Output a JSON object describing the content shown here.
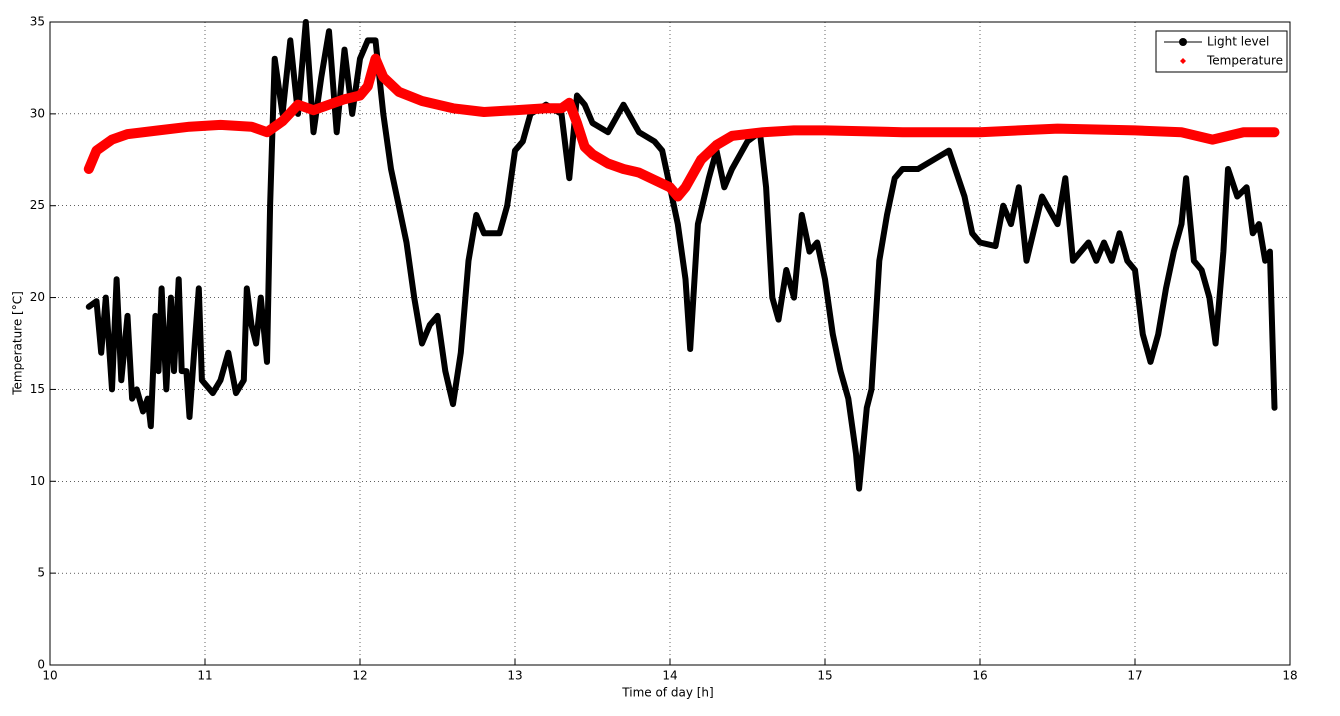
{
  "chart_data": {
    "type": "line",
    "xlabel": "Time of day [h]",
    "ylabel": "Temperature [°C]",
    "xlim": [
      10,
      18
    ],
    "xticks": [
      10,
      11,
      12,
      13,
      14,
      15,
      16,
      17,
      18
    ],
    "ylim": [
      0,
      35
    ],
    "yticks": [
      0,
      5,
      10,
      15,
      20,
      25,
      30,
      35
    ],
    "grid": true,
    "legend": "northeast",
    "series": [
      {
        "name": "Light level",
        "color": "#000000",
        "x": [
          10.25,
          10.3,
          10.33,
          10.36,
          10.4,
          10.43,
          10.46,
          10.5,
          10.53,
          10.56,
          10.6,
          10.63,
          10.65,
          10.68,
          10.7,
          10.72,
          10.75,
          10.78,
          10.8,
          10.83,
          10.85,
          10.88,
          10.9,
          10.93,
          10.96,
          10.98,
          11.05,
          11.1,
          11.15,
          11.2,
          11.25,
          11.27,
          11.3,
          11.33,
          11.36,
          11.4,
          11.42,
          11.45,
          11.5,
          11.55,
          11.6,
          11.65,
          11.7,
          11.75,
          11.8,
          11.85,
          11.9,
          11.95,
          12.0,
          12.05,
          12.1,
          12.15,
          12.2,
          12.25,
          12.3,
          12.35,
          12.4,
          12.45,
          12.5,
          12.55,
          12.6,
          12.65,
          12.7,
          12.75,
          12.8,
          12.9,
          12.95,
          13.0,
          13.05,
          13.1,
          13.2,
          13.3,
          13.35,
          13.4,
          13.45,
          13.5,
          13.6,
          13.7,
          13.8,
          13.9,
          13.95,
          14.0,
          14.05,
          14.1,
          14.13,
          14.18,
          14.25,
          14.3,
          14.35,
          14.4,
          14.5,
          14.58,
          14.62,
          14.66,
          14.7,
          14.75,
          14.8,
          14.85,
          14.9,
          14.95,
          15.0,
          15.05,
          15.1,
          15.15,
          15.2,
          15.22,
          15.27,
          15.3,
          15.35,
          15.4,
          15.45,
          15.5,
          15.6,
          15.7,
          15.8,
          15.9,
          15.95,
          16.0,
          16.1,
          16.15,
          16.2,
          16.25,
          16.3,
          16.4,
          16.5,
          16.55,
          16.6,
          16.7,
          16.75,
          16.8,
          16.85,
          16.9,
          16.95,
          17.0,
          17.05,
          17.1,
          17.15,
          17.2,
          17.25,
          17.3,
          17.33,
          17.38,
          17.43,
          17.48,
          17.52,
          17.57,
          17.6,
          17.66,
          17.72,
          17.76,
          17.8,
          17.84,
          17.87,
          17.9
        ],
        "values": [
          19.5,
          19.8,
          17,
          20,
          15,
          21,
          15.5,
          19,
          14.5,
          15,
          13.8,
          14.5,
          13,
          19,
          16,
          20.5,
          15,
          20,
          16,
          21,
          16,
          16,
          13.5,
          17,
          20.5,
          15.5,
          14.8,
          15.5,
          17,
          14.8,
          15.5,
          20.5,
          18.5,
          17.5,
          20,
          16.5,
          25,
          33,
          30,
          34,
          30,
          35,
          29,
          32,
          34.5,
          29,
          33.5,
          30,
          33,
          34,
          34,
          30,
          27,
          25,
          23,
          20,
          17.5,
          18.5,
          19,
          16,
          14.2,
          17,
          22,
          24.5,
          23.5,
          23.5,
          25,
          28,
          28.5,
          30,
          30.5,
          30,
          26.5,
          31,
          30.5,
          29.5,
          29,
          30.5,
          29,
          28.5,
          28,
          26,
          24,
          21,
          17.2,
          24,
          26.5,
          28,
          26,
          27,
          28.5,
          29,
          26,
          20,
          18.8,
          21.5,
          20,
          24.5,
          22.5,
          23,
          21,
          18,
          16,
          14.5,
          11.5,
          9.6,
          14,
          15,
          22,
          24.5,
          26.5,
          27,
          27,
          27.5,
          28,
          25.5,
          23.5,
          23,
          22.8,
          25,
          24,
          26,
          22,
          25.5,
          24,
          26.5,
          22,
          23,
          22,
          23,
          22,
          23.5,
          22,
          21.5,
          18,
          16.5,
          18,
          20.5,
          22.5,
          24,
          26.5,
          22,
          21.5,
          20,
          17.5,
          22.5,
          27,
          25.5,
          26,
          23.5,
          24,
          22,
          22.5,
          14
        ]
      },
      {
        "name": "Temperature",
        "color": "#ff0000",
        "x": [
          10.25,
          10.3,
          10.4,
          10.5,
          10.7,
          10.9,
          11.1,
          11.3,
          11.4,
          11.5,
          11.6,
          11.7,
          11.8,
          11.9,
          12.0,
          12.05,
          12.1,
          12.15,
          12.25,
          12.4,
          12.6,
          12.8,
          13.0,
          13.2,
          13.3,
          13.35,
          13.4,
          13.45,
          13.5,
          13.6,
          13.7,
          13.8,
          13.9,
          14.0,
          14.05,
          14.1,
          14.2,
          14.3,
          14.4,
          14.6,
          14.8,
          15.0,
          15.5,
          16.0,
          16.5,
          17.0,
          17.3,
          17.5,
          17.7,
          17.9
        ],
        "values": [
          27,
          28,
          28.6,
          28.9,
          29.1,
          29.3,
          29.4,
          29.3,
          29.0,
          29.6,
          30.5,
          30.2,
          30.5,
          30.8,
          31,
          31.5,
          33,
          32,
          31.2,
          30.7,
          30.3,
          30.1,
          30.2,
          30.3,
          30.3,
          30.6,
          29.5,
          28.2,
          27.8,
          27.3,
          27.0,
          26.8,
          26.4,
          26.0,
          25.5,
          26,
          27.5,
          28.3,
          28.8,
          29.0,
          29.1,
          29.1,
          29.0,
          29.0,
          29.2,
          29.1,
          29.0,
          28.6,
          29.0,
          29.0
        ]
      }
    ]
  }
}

→ Exercise requirements: Will you set down the records word for word while leaving out every picture?

→ Output:
Output a JSON object describing the content shown here.
{
  "chart_data": {
    "type": "line",
    "xlabel": "Time of day [h]",
    "ylabel": "Temperature [°C]",
    "xlim": [
      10,
      18
    ],
    "xticks": [
      10,
      11,
      12,
      13,
      14,
      15,
      16,
      17,
      18
    ],
    "ylim": [
      0,
      35
    ],
    "yticks": [
      0,
      5,
      10,
      15,
      20,
      25,
      30,
      35
    ],
    "grid": true,
    "legend": "northeast",
    "series": [
      {
        "name": "Light level",
        "color": "#000000",
        "x": [
          10.25,
          10.3,
          10.33,
          10.36,
          10.4,
          10.43,
          10.46,
          10.5,
          10.53,
          10.56,
          10.6,
          10.63,
          10.65,
          10.68,
          10.7,
          10.72,
          10.75,
          10.78,
          10.8,
          10.83,
          10.85,
          10.88,
          10.9,
          10.93,
          10.96,
          10.98,
          11.05,
          11.1,
          11.15,
          11.2,
          11.25,
          11.27,
          11.3,
          11.33,
          11.36,
          11.4,
          11.42,
          11.45,
          11.5,
          11.55,
          11.6,
          11.65,
          11.7,
          11.75,
          11.8,
          11.85,
          11.9,
          11.95,
          12.0,
          12.05,
          12.1,
          12.15,
          12.2,
          12.25,
          12.3,
          12.35,
          12.4,
          12.45,
          12.5,
          12.55,
          12.6,
          12.65,
          12.7,
          12.75,
          12.8,
          12.9,
          12.95,
          13.0,
          13.05,
          13.1,
          13.2,
          13.3,
          13.35,
          13.4,
          13.45,
          13.5,
          13.6,
          13.7,
          13.8,
          13.9,
          13.95,
          14.0,
          14.05,
          14.1,
          14.13,
          14.18,
          14.25,
          14.3,
          14.35,
          14.4,
          14.5,
          14.58,
          14.62,
          14.66,
          14.7,
          14.75,
          14.8,
          14.85,
          14.9,
          14.95,
          15.0,
          15.05,
          15.1,
          15.15,
          15.2,
          15.22,
          15.27,
          15.3,
          15.35,
          15.4,
          15.45,
          15.5,
          15.6,
          15.7,
          15.8,
          15.9,
          15.95,
          16.0,
          16.1,
          16.15,
          16.2,
          16.25,
          16.3,
          16.4,
          16.5,
          16.55,
          16.6,
          16.7,
          16.75,
          16.8,
          16.85,
          16.9,
          16.95,
          17.0,
          17.05,
          17.1,
          17.15,
          17.2,
          17.25,
          17.3,
          17.33,
          17.38,
          17.43,
          17.48,
          17.52,
          17.57,
          17.6,
          17.66,
          17.72,
          17.76,
          17.8,
          17.84,
          17.87,
          17.9
        ],
        "values": [
          19.5,
          19.8,
          17,
          20,
          15,
          21,
          15.5,
          19,
          14.5,
          15,
          13.8,
          14.5,
          13,
          19,
          16,
          20.5,
          15,
          20,
          16,
          21,
          16,
          16,
          13.5,
          17,
          20.5,
          15.5,
          14.8,
          15.5,
          17,
          14.8,
          15.5,
          20.5,
          18.5,
          17.5,
          20,
          16.5,
          25,
          33,
          30,
          34,
          30,
          35,
          29,
          32,
          34.5,
          29,
          33.5,
          30,
          33,
          34,
          34,
          30,
          27,
          25,
          23,
          20,
          17.5,
          18.5,
          19,
          16,
          14.2,
          17,
          22,
          24.5,
          23.5,
          23.5,
          25,
          28,
          28.5,
          30,
          30.5,
          30,
          26.5,
          31,
          30.5,
          29.5,
          29,
          30.5,
          29,
          28.5,
          28,
          26,
          24,
          21,
          17.2,
          24,
          26.5,
          28,
          26,
          27,
          28.5,
          29,
          26,
          20,
          18.8,
          21.5,
          20,
          24.5,
          22.5,
          23,
          21,
          18,
          16,
          14.5,
          11.5,
          9.6,
          14,
          15,
          22,
          24.5,
          26.5,
          27,
          27,
          27.5,
          28,
          25.5,
          23.5,
          23,
          22.8,
          25,
          24,
          26,
          22,
          25.5,
          24,
          26.5,
          22,
          23,
          22,
          23,
          22,
          23.5,
          22,
          21.5,
          18,
          16.5,
          18,
          20.5,
          22.5,
          24,
          26.5,
          22,
          21.5,
          20,
          17.5,
          22.5,
          27,
          25.5,
          26,
          23.5,
          24,
          22,
          22.5,
          14
        ]
      },
      {
        "name": "Temperature",
        "color": "#ff0000",
        "x": [
          10.25,
          10.3,
          10.4,
          10.5,
          10.7,
          10.9,
          11.1,
          11.3,
          11.4,
          11.5,
          11.6,
          11.7,
          11.8,
          11.9,
          12.0,
          12.05,
          12.1,
          12.15,
          12.25,
          12.4,
          12.6,
          12.8,
          13.0,
          13.2,
          13.3,
          13.35,
          13.4,
          13.45,
          13.5,
          13.6,
          13.7,
          13.8,
          13.9,
          14.0,
          14.05,
          14.1,
          14.2,
          14.3,
          14.4,
          14.6,
          14.8,
          15.0,
          15.5,
          16.0,
          16.5,
          17.0,
          17.3,
          17.5,
          17.7,
          17.9
        ],
        "values": [
          27,
          28,
          28.6,
          28.9,
          29.1,
          29.3,
          29.4,
          29.3,
          29.0,
          29.6,
          30.5,
          30.2,
          30.5,
          30.8,
          31,
          31.5,
          33,
          32,
          31.2,
          30.7,
          30.3,
          30.1,
          30.2,
          30.3,
          30.3,
          30.6,
          29.5,
          28.2,
          27.8,
          27.3,
          27.0,
          26.8,
          26.4,
          26.0,
          25.5,
          26,
          27.5,
          28.3,
          28.8,
          29.0,
          29.1,
          29.1,
          29.0,
          29.0,
          29.2,
          29.1,
          29.0,
          28.6,
          29.0,
          29.0
        ]
      }
    ]
  }
}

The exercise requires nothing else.